• _WRITTEN PROBLEM_
Reproduce the data below word for word, from its first line through the line that contains "segment-tabs: Bull (4)", including both.

-- START OF LISTED RECORDS --

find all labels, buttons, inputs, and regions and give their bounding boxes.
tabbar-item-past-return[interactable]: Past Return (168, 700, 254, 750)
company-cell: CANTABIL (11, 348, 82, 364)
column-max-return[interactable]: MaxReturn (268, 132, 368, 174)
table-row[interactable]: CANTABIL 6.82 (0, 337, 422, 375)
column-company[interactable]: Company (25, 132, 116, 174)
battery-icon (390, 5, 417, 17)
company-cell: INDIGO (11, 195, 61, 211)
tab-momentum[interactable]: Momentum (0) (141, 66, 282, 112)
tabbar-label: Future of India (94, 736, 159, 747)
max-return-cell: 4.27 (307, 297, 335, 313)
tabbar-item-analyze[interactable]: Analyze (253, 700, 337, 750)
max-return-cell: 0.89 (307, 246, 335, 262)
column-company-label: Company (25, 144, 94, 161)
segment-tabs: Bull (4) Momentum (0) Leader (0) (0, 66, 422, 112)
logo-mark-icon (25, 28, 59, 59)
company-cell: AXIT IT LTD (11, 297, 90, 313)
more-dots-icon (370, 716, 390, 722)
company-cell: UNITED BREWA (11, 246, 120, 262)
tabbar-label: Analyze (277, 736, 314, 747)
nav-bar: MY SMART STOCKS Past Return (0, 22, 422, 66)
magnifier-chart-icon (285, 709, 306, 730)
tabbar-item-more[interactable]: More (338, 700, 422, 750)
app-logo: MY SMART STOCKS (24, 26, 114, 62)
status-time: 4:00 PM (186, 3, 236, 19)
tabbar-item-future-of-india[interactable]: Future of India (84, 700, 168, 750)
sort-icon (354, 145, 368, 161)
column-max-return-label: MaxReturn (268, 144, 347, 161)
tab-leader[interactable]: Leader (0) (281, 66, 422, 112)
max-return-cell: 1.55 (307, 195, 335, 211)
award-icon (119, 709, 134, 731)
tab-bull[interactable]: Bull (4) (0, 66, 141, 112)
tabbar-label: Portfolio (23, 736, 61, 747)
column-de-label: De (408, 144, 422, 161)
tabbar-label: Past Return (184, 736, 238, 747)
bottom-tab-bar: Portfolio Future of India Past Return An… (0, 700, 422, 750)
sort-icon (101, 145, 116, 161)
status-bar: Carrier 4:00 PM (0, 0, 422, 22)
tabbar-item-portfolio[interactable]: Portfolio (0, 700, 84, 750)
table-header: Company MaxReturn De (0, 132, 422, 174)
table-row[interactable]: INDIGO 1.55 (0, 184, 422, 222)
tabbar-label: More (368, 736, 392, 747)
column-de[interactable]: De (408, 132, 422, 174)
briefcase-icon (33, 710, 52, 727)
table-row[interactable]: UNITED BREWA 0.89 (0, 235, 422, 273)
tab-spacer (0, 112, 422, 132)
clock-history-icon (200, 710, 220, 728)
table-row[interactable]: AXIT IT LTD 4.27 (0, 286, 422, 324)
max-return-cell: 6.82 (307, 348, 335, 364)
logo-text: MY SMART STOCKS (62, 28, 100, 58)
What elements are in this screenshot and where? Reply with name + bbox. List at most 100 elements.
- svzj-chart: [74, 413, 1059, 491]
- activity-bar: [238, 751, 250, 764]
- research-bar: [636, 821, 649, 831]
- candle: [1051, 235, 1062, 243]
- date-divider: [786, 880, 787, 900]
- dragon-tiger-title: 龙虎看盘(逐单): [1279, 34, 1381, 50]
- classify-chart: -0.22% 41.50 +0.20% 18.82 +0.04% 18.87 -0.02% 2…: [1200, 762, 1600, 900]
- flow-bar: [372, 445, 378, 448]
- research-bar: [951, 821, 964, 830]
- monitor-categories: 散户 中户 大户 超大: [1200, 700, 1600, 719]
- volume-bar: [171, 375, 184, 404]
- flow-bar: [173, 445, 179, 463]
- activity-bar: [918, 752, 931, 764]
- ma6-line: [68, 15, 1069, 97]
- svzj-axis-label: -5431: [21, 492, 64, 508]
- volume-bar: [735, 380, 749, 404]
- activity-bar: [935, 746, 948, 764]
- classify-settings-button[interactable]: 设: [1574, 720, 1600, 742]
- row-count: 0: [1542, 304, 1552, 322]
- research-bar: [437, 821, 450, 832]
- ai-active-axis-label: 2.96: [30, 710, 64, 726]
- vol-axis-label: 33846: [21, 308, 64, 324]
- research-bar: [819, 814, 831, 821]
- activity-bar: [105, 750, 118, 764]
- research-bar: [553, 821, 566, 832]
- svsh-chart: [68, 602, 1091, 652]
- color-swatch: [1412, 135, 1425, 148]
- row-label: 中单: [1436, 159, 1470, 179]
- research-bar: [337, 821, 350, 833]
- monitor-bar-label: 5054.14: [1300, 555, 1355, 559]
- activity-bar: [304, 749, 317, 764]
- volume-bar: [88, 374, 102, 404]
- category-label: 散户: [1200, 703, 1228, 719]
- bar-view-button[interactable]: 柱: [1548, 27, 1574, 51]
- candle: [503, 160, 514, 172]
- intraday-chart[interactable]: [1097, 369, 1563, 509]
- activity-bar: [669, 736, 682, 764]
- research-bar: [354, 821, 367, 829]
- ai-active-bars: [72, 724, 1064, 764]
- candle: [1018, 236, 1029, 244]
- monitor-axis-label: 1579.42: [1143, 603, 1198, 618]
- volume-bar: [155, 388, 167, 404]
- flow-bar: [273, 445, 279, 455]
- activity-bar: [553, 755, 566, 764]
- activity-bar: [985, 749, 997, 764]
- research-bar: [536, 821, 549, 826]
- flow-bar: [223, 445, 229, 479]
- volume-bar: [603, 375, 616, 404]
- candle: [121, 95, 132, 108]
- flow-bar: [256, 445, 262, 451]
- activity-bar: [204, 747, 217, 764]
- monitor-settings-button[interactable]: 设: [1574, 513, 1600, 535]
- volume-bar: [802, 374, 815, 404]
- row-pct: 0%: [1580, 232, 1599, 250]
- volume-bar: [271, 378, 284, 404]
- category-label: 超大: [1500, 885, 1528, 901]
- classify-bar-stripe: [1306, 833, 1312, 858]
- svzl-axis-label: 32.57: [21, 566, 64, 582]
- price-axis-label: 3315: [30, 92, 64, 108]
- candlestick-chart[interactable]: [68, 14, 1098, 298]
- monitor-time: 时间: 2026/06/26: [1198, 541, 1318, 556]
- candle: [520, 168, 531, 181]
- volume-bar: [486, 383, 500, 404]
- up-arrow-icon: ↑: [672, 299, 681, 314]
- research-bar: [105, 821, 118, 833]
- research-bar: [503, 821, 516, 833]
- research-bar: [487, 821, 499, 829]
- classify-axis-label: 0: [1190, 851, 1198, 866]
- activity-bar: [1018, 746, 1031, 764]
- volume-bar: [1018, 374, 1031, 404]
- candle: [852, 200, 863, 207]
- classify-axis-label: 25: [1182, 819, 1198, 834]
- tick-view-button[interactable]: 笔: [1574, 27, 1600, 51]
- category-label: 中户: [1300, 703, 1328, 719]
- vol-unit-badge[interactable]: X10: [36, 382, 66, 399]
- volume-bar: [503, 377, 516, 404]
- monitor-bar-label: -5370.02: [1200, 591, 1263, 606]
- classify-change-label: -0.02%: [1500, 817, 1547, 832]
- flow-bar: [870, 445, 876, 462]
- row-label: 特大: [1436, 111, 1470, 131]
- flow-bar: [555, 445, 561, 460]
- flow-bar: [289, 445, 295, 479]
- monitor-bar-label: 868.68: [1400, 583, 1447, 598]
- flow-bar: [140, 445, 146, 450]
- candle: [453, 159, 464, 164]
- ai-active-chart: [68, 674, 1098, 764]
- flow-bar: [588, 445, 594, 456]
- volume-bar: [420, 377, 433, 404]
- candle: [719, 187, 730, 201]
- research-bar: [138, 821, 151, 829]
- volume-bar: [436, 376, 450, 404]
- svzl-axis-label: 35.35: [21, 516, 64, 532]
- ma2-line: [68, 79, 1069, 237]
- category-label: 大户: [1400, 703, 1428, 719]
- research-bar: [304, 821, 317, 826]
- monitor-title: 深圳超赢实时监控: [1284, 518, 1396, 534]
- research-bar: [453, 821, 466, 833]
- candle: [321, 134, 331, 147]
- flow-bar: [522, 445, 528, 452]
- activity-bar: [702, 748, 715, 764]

-- END OF LISTED RECORDS --

• _ANSWER BELOW_
find all labels, buttons, inputs, and regions and give their bounding boxes.
tabbar-item-past-return[interactable]: Past Return (168, 700, 254, 750)
company-cell: CANTABIL (11, 348, 82, 364)
column-max-return[interactable]: MaxReturn (268, 132, 368, 174)
table-row[interactable]: CANTABIL 6.82 (0, 337, 422, 375)
column-company[interactable]: Company (25, 132, 116, 174)
battery-icon (390, 5, 417, 17)
company-cell: INDIGO (11, 195, 61, 211)
tab-momentum[interactable]: Momentum (0) (141, 66, 282, 112)
tabbar-label: Future of India (94, 736, 159, 747)
max-return-cell: 4.27 (307, 297, 335, 313)
tabbar-item-analyze[interactable]: Analyze (253, 700, 337, 750)
max-return-cell: 0.89 (307, 246, 335, 262)
column-company-label: Company (25, 144, 94, 161)
segment-tabs: Bull (4) Momentum (0) Leader (0) (0, 66, 422, 112)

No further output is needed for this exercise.